• Task to complete:
Skip any picture you find and retype all the remaining lines exactly.

• Records to use:
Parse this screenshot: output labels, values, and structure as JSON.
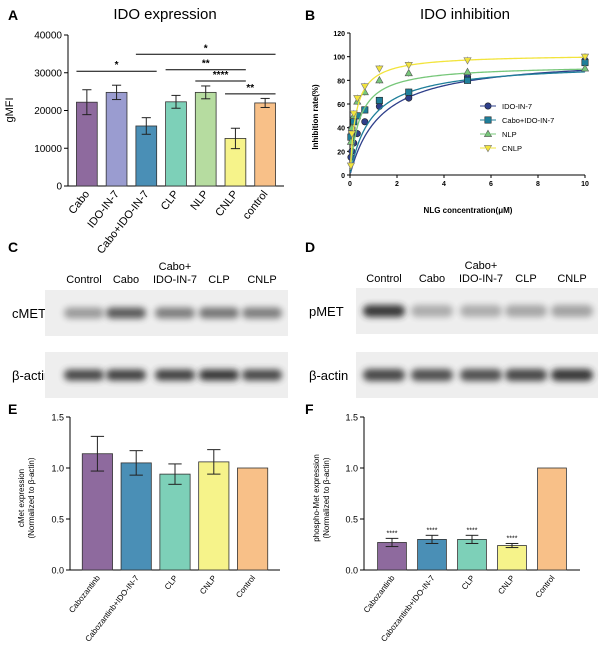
{
  "panel_labels": {
    "A": "A",
    "B": "B",
    "C": "C",
    "D": "D",
    "E": "E",
    "F": "F"
  },
  "colors": {
    "purple": "#8e6a9e",
    "lavender": "#9a9cd0",
    "blue": "#4a8fb6",
    "teal": "#7dd0b8",
    "green": "#b6dca0",
    "yellow": "#f6f38a",
    "orange": "#f8c088",
    "ido": "#2e3f8a",
    "cabo_ido": "#1f7f9a",
    "nlp": "#77c77a",
    "cnlp": "#f2e43c"
  },
  "chart_data": [
    {
      "id": "A",
      "type": "bar",
      "title": "IDO expression",
      "ylabel": "gMFI",
      "xlabel": "",
      "ylim": [
        0,
        40000
      ],
      "yticks": [
        0,
        10000,
        20000,
        30000,
        40000
      ],
      "categories": [
        "Cabo",
        "IDO-IN-7",
        "Cabo+IDO-IN-7",
        "CLP",
        "NLP",
        "CNLP",
        "control"
      ],
      "values": [
        22200,
        24800,
        15900,
        22300,
        24800,
        12600,
        22000
      ],
      "errors": [
        3300,
        1900,
        2200,
        1700,
        1700,
        2700,
        1200
      ],
      "colors": [
        "purple",
        "lavender",
        "blue",
        "teal",
        "green",
        "yellow",
        "orange"
      ],
      "significance": [
        {
          "from": 0,
          "to": 2,
          "label": "*",
          "y": 30400
        },
        {
          "from": 2,
          "to": 6,
          "label": "*",
          "y": 34900
        },
        {
          "from": 3,
          "to": 5,
          "label": "**",
          "y": 30800
        },
        {
          "from": 4,
          "to": 5,
          "label": "****",
          "y": 27800
        },
        {
          "from": 5,
          "to": 6,
          "label": "**",
          "y": 24400
        }
      ]
    },
    {
      "id": "B",
      "type": "line",
      "title": "IDO inhibition",
      "xlabel": "NLG concentration(μM)",
      "ylabel": "Inhibition rate(%)",
      "xlim": [
        0,
        10
      ],
      "ylim": [
        0,
        120
      ],
      "xticks": [
        0,
        2,
        4,
        6,
        8,
        10
      ],
      "yticks": [
        0,
        20,
        40,
        60,
        80,
        100,
        120
      ],
      "legend": "right",
      "x": [
        0.04,
        0.08,
        0.16,
        0.31,
        0.63,
        1.25,
        2.5,
        5,
        10
      ],
      "series": [
        {
          "name": "IDO-IN-7",
          "color": "ido",
          "marker": "circle",
          "values": [
            15,
            20,
            27,
            35,
            45,
            58,
            65,
            83,
            97
          ],
          "fit": {
            "top": 100,
            "ec50": 1.3,
            "hill": 1
          }
        },
        {
          "name": "Cabo+IDO-IN-7",
          "color": "cabo_ido",
          "marker": "square",
          "values": [
            32,
            38,
            45,
            50,
            55,
            63,
            70,
            80,
            95
          ],
          "fit": {
            "top": 95,
            "ec50": 0.9,
            "hill": 1
          }
        },
        {
          "name": "NLP",
          "color": "nlp",
          "marker": "triangle-up",
          "values": [
            28,
            40,
            50,
            62,
            70,
            80,
            86,
            87,
            90
          ],
          "fit": {
            "top": 93,
            "ec50": 0.4,
            "hill": 1
          }
        },
        {
          "name": "CNLP",
          "color": "cnlp",
          "marker": "triangle-down",
          "values": [
            8,
            35,
            52,
            65,
            75,
            90,
            93,
            97,
            100
          ],
          "fit": {
            "top": 102,
            "ec50": 0.25,
            "hill": 1
          }
        }
      ]
    },
    {
      "id": "E",
      "type": "bar",
      "title": "",
      "ylabel": "cMet expression\n(Normalized to  β-actin)",
      "ylim": [
        0,
        1.5
      ],
      "yticks": [
        0.0,
        0.5,
        1.0,
        1.5
      ],
      "categories": [
        "Cabozantinb",
        "Cabozantinb+IDO-IN-7",
        "CLP",
        "CNLP",
        "Control"
      ],
      "values": [
        1.14,
        1.05,
        0.94,
        1.06,
        1.0
      ],
      "errors": [
        0.17,
        0.12,
        0.1,
        0.12,
        0
      ],
      "colors": [
        "purple",
        "blue",
        "teal",
        "yellow",
        "orange"
      ],
      "annotations": [
        "",
        "",
        "",
        "",
        ""
      ]
    },
    {
      "id": "F",
      "type": "bar",
      "title": "",
      "ylabel": "phospho-Met expression\n(Normalized to  β-actin)",
      "ylim": [
        0,
        1.5
      ],
      "yticks": [
        0.0,
        0.5,
        1.0,
        1.5
      ],
      "categories": [
        "Cabozantinb",
        "Cabozantinb+IDO-IN-7",
        "CLP",
        "CNLP",
        "Control"
      ],
      "values": [
        0.27,
        0.3,
        0.3,
        0.24,
        1.0
      ],
      "errors": [
        0.04,
        0.04,
        0.04,
        0.02,
        0
      ],
      "colors": [
        "purple",
        "blue",
        "teal",
        "yellow",
        "orange"
      ],
      "annotations": [
        "****",
        "****",
        "****",
        "****",
        ""
      ]
    }
  ],
  "blots": {
    "C": {
      "headers": [
        "Control",
        "Cabo",
        "Cabo+\nIDO-IN-7",
        "CLP",
        "CNLP"
      ],
      "rows": [
        {
          "label": "cMET",
          "intensity": [
            0.45,
            0.8,
            0.6,
            0.65,
            0.6
          ]
        },
        {
          "label": "β-actin",
          "intensity": [
            0.9,
            0.95,
            0.95,
            1.0,
            0.9
          ]
        }
      ]
    },
    "D": {
      "headers": [
        "Control",
        "Cabo",
        "Cabo+\nIDO-IN-7",
        "CLP",
        "CNLP"
      ],
      "rows": [
        {
          "label": "pMET",
          "intensity": [
            1.0,
            0.35,
            0.35,
            0.38,
            0.4
          ]
        },
        {
          "label": "β-actin",
          "intensity": [
            0.9,
            0.85,
            0.85,
            0.9,
            1.0
          ]
        }
      ]
    }
  }
}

• Task output:
Parse this screenshot: output labels, values, and structure as JSON.
{
  "panel_labels": {
    "A": "A",
    "B": "B",
    "C": "C",
    "D": "D",
    "E": "E",
    "F": "F"
  },
  "colors": {
    "purple": "#8e6a9e",
    "lavender": "#9a9cd0",
    "blue": "#4a8fb6",
    "teal": "#7dd0b8",
    "green": "#b6dca0",
    "yellow": "#f6f38a",
    "orange": "#f8c088",
    "ido": "#2e3f8a",
    "cabo_ido": "#1f7f9a",
    "nlp": "#77c77a",
    "cnlp": "#f2e43c"
  },
  "chart_data": [
    {
      "id": "A",
      "type": "bar",
      "title": "IDO expression",
      "ylabel": "gMFI",
      "xlabel": "",
      "ylim": [
        0,
        40000
      ],
      "yticks": [
        0,
        10000,
        20000,
        30000,
        40000
      ],
      "categories": [
        "Cabo",
        "IDO-IN-7",
        "Cabo+IDO-IN-7",
        "CLP",
        "NLP",
        "CNLP",
        "control"
      ],
      "values": [
        22200,
        24800,
        15900,
        22300,
        24800,
        12600,
        22000
      ],
      "errors": [
        3300,
        1900,
        2200,
        1700,
        1700,
        2700,
        1200
      ],
      "colors": [
        "purple",
        "lavender",
        "blue",
        "teal",
        "green",
        "yellow",
        "orange"
      ],
      "significance": [
        {
          "from": 0,
          "to": 2,
          "label": "*",
          "y": 30400
        },
        {
          "from": 2,
          "to": 6,
          "label": "*",
          "y": 34900
        },
        {
          "from": 3,
          "to": 5,
          "label": "**",
          "y": 30800
        },
        {
          "from": 4,
          "to": 5,
          "label": "****",
          "y": 27800
        },
        {
          "from": 5,
          "to": 6,
          "label": "**",
          "y": 24400
        }
      ]
    },
    {
      "id": "B",
      "type": "line",
      "title": "IDO inhibition",
      "xlabel": "NLG concentration(μM)",
      "ylabel": "Inhibition rate(%)",
      "xlim": [
        0,
        10
      ],
      "ylim": [
        0,
        120
      ],
      "xticks": [
        0,
        2,
        4,
        6,
        8,
        10
      ],
      "yticks": [
        0,
        20,
        40,
        60,
        80,
        100,
        120
      ],
      "legend": "right",
      "x": [
        0.04,
        0.08,
        0.16,
        0.31,
        0.63,
        1.25,
        2.5,
        5,
        10
      ],
      "series": [
        {
          "name": "IDO-IN-7",
          "color": "ido",
          "marker": "circle",
          "values": [
            15,
            20,
            27,
            35,
            45,
            58,
            65,
            83,
            97
          ],
          "fit": {
            "top": 100,
            "ec50": 1.3,
            "hill": 1
          }
        },
        {
          "name": "Cabo+IDO-IN-7",
          "color": "cabo_ido",
          "marker": "square",
          "values": [
            32,
            38,
            45,
            50,
            55,
            63,
            70,
            80,
            95
          ],
          "fit": {
            "top": 95,
            "ec50": 0.9,
            "hill": 1
          }
        },
        {
          "name": "NLP",
          "color": "nlp",
          "marker": "triangle-up",
          "values": [
            28,
            40,
            50,
            62,
            70,
            80,
            86,
            87,
            90
          ],
          "fit": {
            "top": 93,
            "ec50": 0.4,
            "hill": 1
          }
        },
        {
          "name": "CNLP",
          "color": "cnlp",
          "marker": "triangle-down",
          "values": [
            8,
            35,
            52,
            65,
            75,
            90,
            93,
            97,
            100
          ],
          "fit": {
            "top": 102,
            "ec50": 0.25,
            "hill": 1
          }
        }
      ]
    },
    {
      "id": "E",
      "type": "bar",
      "title": "",
      "ylabel": "cMet expression\n(Normalized to  β-actin)",
      "ylim": [
        0,
        1.5
      ],
      "yticks": [
        0.0,
        0.5,
        1.0,
        1.5
      ],
      "categories": [
        "Cabozantinb",
        "Cabozantinb+IDO-IN-7",
        "CLP",
        "CNLP",
        "Control"
      ],
      "values": [
        1.14,
        1.05,
        0.94,
        1.06,
        1.0
      ],
      "errors": [
        0.17,
        0.12,
        0.1,
        0.12,
        0
      ],
      "colors": [
        "purple",
        "blue",
        "teal",
        "yellow",
        "orange"
      ],
      "annotations": [
        "",
        "",
        "",
        "",
        ""
      ]
    },
    {
      "id": "F",
      "type": "bar",
      "title": "",
      "ylabel": "phospho-Met expression\n(Normalized to  β-actin)",
      "ylim": [
        0,
        1.5
      ],
      "yticks": [
        0.0,
        0.5,
        1.0,
        1.5
      ],
      "categories": [
        "Cabozantinb",
        "Cabozantinb+IDO-IN-7",
        "CLP",
        "CNLP",
        "Control"
      ],
      "values": [
        0.27,
        0.3,
        0.3,
        0.24,
        1.0
      ],
      "errors": [
        0.04,
        0.04,
        0.04,
        0.02,
        0
      ],
      "colors": [
        "purple",
        "blue",
        "teal",
        "yellow",
        "orange"
      ],
      "annotations": [
        "****",
        "****",
        "****",
        "****",
        ""
      ]
    }
  ],
  "blots": {
    "C": {
      "headers": [
        "Control",
        "Cabo",
        "Cabo+\nIDO-IN-7",
        "CLP",
        "CNLP"
      ],
      "rows": [
        {
          "label": "cMET",
          "intensity": [
            0.45,
            0.8,
            0.6,
            0.65,
            0.6
          ]
        },
        {
          "label": "β-actin",
          "intensity": [
            0.9,
            0.95,
            0.95,
            1.0,
            0.9
          ]
        }
      ]
    },
    "D": {
      "headers": [
        "Control",
        "Cabo",
        "Cabo+\nIDO-IN-7",
        "CLP",
        "CNLP"
      ],
      "rows": [
        {
          "label": "pMET",
          "intensity": [
            1.0,
            0.35,
            0.35,
            0.38,
            0.4
          ]
        },
        {
          "label": "β-actin",
          "intensity": [
            0.9,
            0.85,
            0.85,
            0.9,
            1.0
          ]
        }
      ]
    }
  }
}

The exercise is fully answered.